╭─ Material for this exercise

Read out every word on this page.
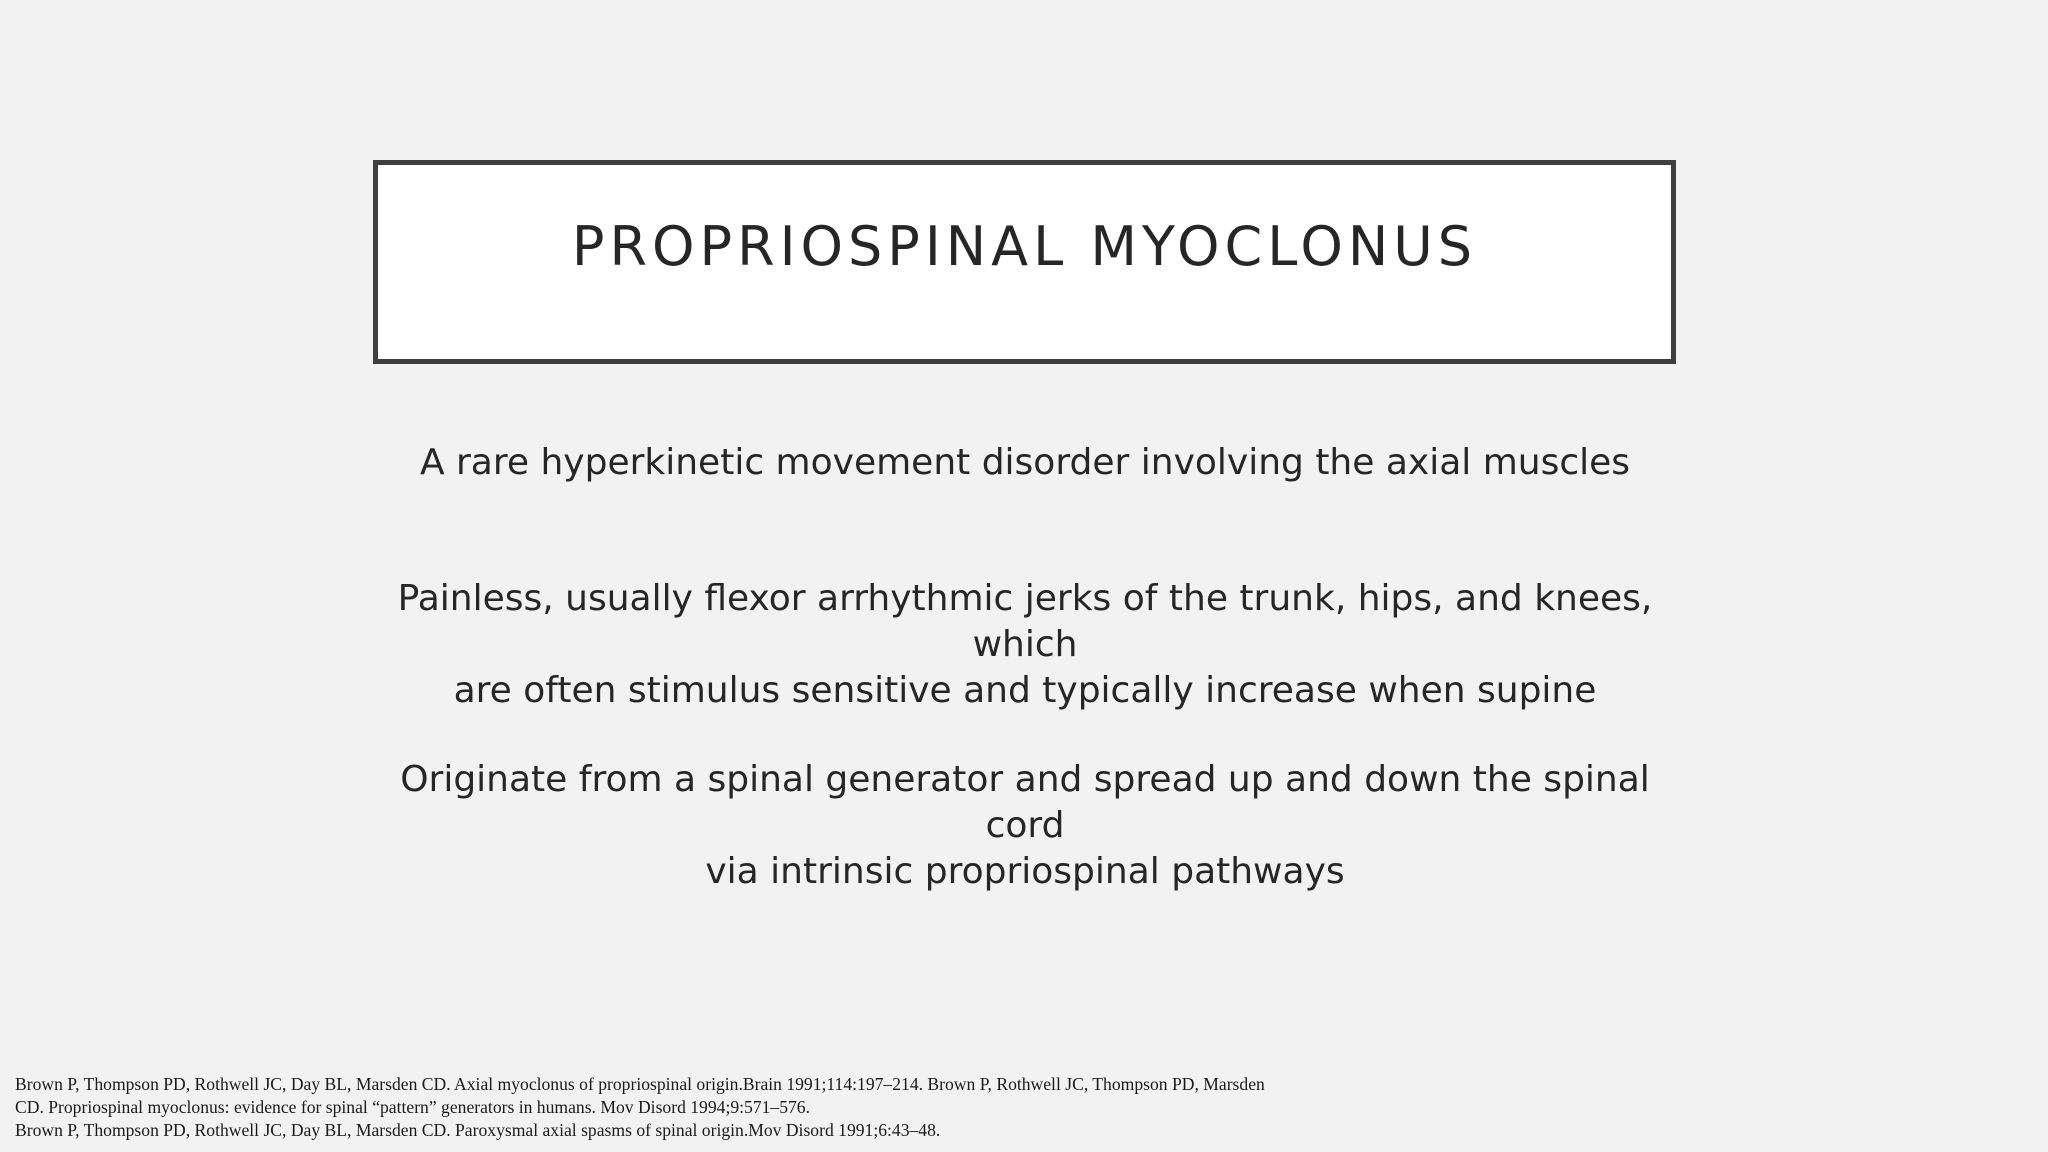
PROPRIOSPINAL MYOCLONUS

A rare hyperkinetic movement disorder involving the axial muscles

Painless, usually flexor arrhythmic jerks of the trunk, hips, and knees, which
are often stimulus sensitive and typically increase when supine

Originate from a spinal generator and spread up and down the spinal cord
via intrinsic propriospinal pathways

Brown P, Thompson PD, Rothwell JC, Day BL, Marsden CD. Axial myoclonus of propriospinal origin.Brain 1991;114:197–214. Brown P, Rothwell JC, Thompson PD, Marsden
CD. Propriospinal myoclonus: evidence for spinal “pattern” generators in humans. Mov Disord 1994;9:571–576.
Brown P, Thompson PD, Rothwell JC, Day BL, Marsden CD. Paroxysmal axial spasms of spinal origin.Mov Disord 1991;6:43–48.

╰─

* _Task_
Copy out each line exactly, without the pictures.

* _The reply_
Read out every word on this page.
PROPRIOSPINAL MYOCLONUS

A rare hyperkinetic movement disorder involving the axial muscles

Painless, usually flexor arrhythmic jerks of the trunk, hips, and knees, which
are often stimulus sensitive and typically increase when supine

Originate from a spinal generator and spread up and down the spinal cord
via intrinsic propriospinal pathways

Brown P, Thompson PD, Rothwell JC, Day BL, Marsden CD. Axial myoclonus of propriospinal origin.Brain 1991;114:197–214. Brown P, Rothwell JC, Thompson PD, Marsden
CD. Propriospinal myoclonus: evidence for spinal “pattern” generators in humans. Mov Disord 1994;9:571–576.
Brown P, Thompson PD, Rothwell JC, Day BL, Marsden CD. Paroxysmal axial spasms of spinal origin.Mov Disord 1991;6:43–48.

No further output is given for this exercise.